Check each line of the listing below for the string "Ombres", and give only how many lines hold it.

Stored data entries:

◆ ◆ ◆ ◆

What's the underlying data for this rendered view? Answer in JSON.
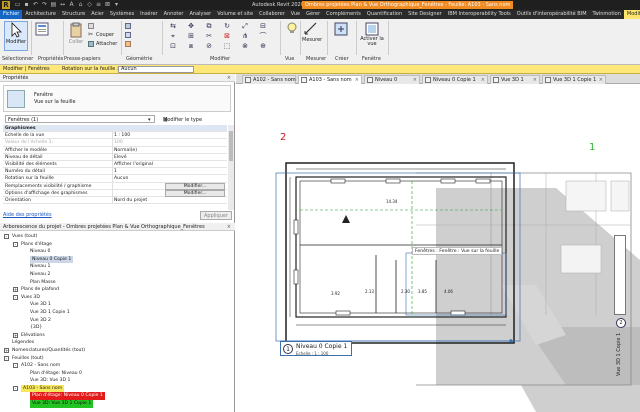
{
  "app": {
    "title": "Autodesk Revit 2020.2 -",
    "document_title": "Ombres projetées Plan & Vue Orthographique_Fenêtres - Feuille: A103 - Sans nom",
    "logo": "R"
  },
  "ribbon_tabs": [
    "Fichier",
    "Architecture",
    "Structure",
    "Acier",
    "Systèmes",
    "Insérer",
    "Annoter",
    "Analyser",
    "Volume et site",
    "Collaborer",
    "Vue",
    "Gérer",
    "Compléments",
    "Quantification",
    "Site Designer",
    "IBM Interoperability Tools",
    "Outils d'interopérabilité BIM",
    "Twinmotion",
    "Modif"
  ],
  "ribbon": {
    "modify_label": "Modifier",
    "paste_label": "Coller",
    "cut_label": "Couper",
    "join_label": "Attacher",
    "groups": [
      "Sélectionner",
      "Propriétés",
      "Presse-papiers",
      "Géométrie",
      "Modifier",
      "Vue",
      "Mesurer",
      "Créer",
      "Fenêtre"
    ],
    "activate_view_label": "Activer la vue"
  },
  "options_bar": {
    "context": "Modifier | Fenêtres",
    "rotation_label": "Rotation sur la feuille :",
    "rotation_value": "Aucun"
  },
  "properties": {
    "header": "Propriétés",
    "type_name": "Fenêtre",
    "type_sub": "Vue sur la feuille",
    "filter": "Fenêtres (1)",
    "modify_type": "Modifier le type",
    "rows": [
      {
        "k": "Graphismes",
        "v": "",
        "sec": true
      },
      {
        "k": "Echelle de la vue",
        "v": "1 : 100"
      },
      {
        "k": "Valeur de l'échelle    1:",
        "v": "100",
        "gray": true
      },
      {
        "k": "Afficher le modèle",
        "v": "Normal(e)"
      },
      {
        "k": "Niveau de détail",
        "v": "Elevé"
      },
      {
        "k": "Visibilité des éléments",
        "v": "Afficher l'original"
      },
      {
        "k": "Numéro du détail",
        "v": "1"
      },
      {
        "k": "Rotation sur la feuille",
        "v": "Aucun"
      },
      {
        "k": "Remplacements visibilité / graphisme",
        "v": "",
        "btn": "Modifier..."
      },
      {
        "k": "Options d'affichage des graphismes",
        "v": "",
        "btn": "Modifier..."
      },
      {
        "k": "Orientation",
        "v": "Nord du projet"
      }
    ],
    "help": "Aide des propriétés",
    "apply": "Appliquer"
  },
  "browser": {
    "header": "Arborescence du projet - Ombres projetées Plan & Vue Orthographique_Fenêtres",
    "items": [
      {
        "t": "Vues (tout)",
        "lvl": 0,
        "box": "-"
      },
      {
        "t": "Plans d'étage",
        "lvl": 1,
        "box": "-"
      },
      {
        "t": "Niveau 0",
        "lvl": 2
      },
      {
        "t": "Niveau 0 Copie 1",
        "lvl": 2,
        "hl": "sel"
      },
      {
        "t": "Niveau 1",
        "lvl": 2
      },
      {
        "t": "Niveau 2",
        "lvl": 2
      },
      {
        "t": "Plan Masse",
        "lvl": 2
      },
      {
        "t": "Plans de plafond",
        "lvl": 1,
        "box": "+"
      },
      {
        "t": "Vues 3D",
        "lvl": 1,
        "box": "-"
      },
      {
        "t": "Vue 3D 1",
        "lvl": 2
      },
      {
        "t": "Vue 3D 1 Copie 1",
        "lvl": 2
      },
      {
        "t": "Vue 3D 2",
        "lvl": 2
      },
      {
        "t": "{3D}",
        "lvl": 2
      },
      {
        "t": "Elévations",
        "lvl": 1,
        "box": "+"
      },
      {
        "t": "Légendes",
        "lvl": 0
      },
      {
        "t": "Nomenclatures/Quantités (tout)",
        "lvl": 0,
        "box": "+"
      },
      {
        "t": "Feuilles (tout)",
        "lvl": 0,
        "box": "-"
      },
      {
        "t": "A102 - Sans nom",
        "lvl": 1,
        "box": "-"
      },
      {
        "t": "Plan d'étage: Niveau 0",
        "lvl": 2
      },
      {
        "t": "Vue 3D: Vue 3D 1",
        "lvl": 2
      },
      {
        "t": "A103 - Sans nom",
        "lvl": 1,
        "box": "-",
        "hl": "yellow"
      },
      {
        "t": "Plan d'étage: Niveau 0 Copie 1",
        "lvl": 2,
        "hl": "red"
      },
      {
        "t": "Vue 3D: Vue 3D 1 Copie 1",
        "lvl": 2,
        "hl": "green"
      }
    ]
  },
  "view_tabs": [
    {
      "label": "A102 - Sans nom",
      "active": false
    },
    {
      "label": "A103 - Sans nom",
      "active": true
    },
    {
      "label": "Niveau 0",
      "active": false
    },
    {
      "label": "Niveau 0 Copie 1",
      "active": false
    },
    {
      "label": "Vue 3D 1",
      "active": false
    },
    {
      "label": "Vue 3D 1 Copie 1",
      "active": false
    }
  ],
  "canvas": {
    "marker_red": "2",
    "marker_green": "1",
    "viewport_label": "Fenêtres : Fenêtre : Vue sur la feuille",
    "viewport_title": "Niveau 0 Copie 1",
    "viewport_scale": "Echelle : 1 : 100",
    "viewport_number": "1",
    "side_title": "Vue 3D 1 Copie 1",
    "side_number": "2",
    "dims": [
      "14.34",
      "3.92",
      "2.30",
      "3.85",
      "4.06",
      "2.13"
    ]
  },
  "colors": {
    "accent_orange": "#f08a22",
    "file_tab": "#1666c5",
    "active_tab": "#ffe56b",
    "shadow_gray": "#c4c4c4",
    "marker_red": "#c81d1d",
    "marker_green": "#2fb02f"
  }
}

◆ ◆ ◆ ◆

:: ANSWER BELOW ::
2